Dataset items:
_ _ _
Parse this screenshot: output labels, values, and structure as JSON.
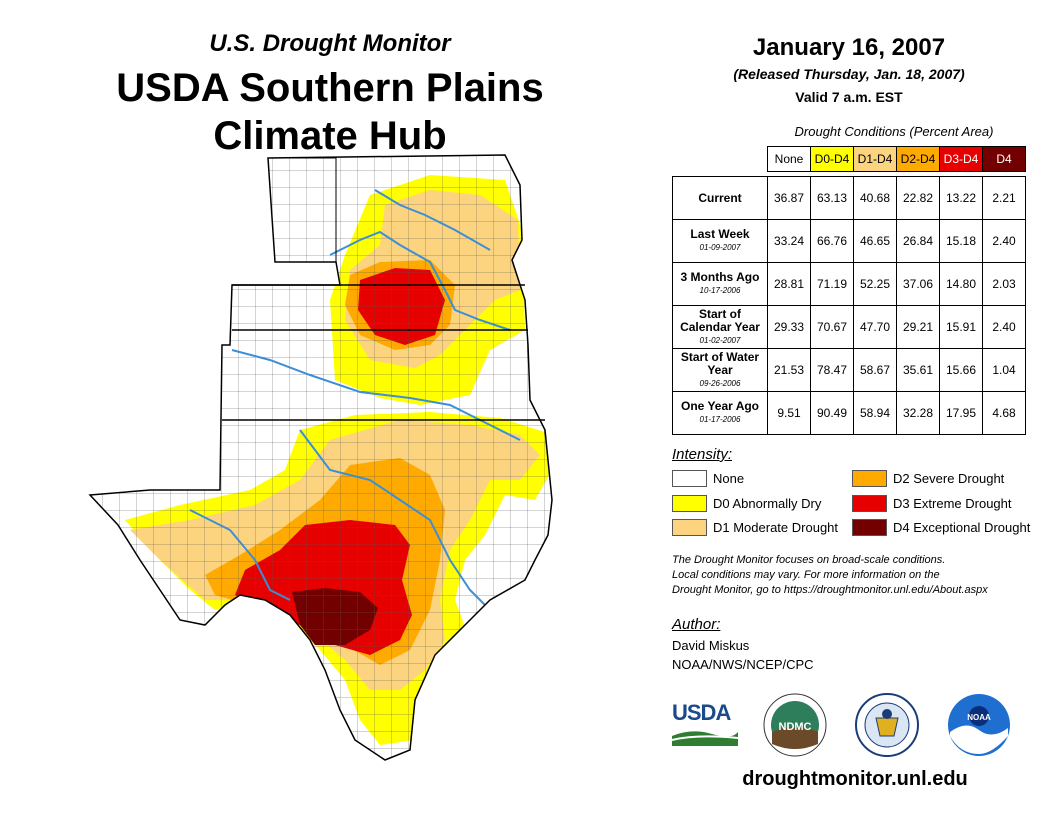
{
  "header": {
    "subtitle": "U.S. Drought Monitor",
    "title_line1": "USDA Southern Plains",
    "title_line2": "Climate Hub",
    "date": "January 16, 2007",
    "released": "(Released Thursday, Jan. 18, 2007)",
    "valid": "Valid 7 a.m. EST"
  },
  "colors": {
    "none": "#ffffff",
    "d0": "#ffff00",
    "d1": "#fcd37f",
    "d2": "#ffaa00",
    "d3": "#e60000",
    "d4": "#730000",
    "river": "#3b8fd6"
  },
  "table": {
    "caption": "Drought Conditions (Percent Area)",
    "columns": [
      "None",
      "D0-D4",
      "D1-D4",
      "D2-D4",
      "D3-D4",
      "D4"
    ],
    "rows": [
      {
        "label": "Current",
        "date": "",
        "values": [
          "36.87",
          "63.13",
          "40.68",
          "22.82",
          "13.22",
          "2.21"
        ]
      },
      {
        "label": "Last Week",
        "date": "01-09-2007",
        "values": [
          "33.24",
          "66.76",
          "46.65",
          "26.84",
          "15.18",
          "2.40"
        ]
      },
      {
        "label": "3 Months Ago",
        "date": "10-17-2006",
        "values": [
          "28.81",
          "71.19",
          "52.25",
          "37.06",
          "14.80",
          "2.03"
        ]
      },
      {
        "label": "Start of Calendar Year",
        "date": "01-02-2007",
        "values": [
          "29.33",
          "70.67",
          "47.70",
          "29.21",
          "15.91",
          "2.40"
        ]
      },
      {
        "label": "Start of Water Year",
        "date": "09-26-2006",
        "values": [
          "21.53",
          "78.47",
          "58.67",
          "35.61",
          "15.66",
          "1.04"
        ]
      },
      {
        "label": "One Year Ago",
        "date": "01-17-2006",
        "values": [
          "9.51",
          "90.49",
          "58.94",
          "32.28",
          "17.95",
          "4.68"
        ]
      }
    ]
  },
  "legend": {
    "title": "Intensity:",
    "items": [
      {
        "label": "None"
      },
      {
        "label": "D0 Abnormally Dry"
      },
      {
        "label": "D1 Moderate Drought"
      },
      {
        "label": "D2 Severe Drought"
      },
      {
        "label": "D3 Extreme Drought"
      },
      {
        "label": "D4 Exceptional Drought"
      }
    ]
  },
  "note": {
    "line1": "The Drought Monitor focuses on broad-scale conditions.",
    "line2": "Local conditions may vary. For more information on the",
    "line3": "Drought Monitor, go to https://droughtmonitor.unl.edu/About.aspx"
  },
  "author": {
    "label": "Author:",
    "name": "David Miskus",
    "org": "NOAA/NWS/NCEP/CPC"
  },
  "logos": {
    "usda": "USDA",
    "ndmc": "NDMC",
    "noaa": "NOAA"
  },
  "footer": {
    "website": "droughtmonitor.unl.edu"
  }
}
_ _ _
To be done:
Leave the pictures out and reproduce each record exactly as written.

Written answer:
Parse this screenshot: output labels, values, and structure as JSON.
{
  "header": {
    "subtitle": "U.S. Drought Monitor",
    "title_line1": "USDA Southern Plains",
    "title_line2": "Climate Hub",
    "date": "January 16, 2007",
    "released": "(Released Thursday, Jan. 18, 2007)",
    "valid": "Valid 7 a.m. EST"
  },
  "colors": {
    "none": "#ffffff",
    "d0": "#ffff00",
    "d1": "#fcd37f",
    "d2": "#ffaa00",
    "d3": "#e60000",
    "d4": "#730000",
    "river": "#3b8fd6"
  },
  "table": {
    "caption": "Drought Conditions (Percent Area)",
    "columns": [
      "None",
      "D0-D4",
      "D1-D4",
      "D2-D4",
      "D3-D4",
      "D4"
    ],
    "rows": [
      {
        "label": "Current",
        "date": "",
        "values": [
          "36.87",
          "63.13",
          "40.68",
          "22.82",
          "13.22",
          "2.21"
        ]
      },
      {
        "label": "Last Week",
        "date": "01-09-2007",
        "values": [
          "33.24",
          "66.76",
          "46.65",
          "26.84",
          "15.18",
          "2.40"
        ]
      },
      {
        "label": "3 Months Ago",
        "date": "10-17-2006",
        "values": [
          "28.81",
          "71.19",
          "52.25",
          "37.06",
          "14.80",
          "2.03"
        ]
      },
      {
        "label": "Start of Calendar Year",
        "date": "01-02-2007",
        "values": [
          "29.33",
          "70.67",
          "47.70",
          "29.21",
          "15.91",
          "2.40"
        ]
      },
      {
        "label": "Start of Water Year",
        "date": "09-26-2006",
        "values": [
          "21.53",
          "78.47",
          "58.67",
          "35.61",
          "15.66",
          "1.04"
        ]
      },
      {
        "label": "One Year Ago",
        "date": "01-17-2006",
        "values": [
          "9.51",
          "90.49",
          "58.94",
          "32.28",
          "17.95",
          "4.68"
        ]
      }
    ]
  },
  "legend": {
    "title": "Intensity:",
    "items": [
      {
        "label": "None"
      },
      {
        "label": "D0 Abnormally Dry"
      },
      {
        "label": "D1 Moderate Drought"
      },
      {
        "label": "D2 Severe Drought"
      },
      {
        "label": "D3 Extreme Drought"
      },
      {
        "label": "D4 Exceptional Drought"
      }
    ]
  },
  "note": {
    "line1": "The Drought Monitor focuses on broad-scale conditions.",
    "line2": "Local conditions may vary. For more information on the",
    "line3": "Drought Monitor, go to https://droughtmonitor.unl.edu/About.aspx"
  },
  "author": {
    "label": "Author:",
    "name": "David Miskus",
    "org": "NOAA/NWS/NCEP/CPC"
  },
  "logos": {
    "usda": "USDA",
    "ndmc": "NDMC",
    "noaa": "NOAA"
  },
  "footer": {
    "website": "droughtmonitor.unl.edu"
  }
}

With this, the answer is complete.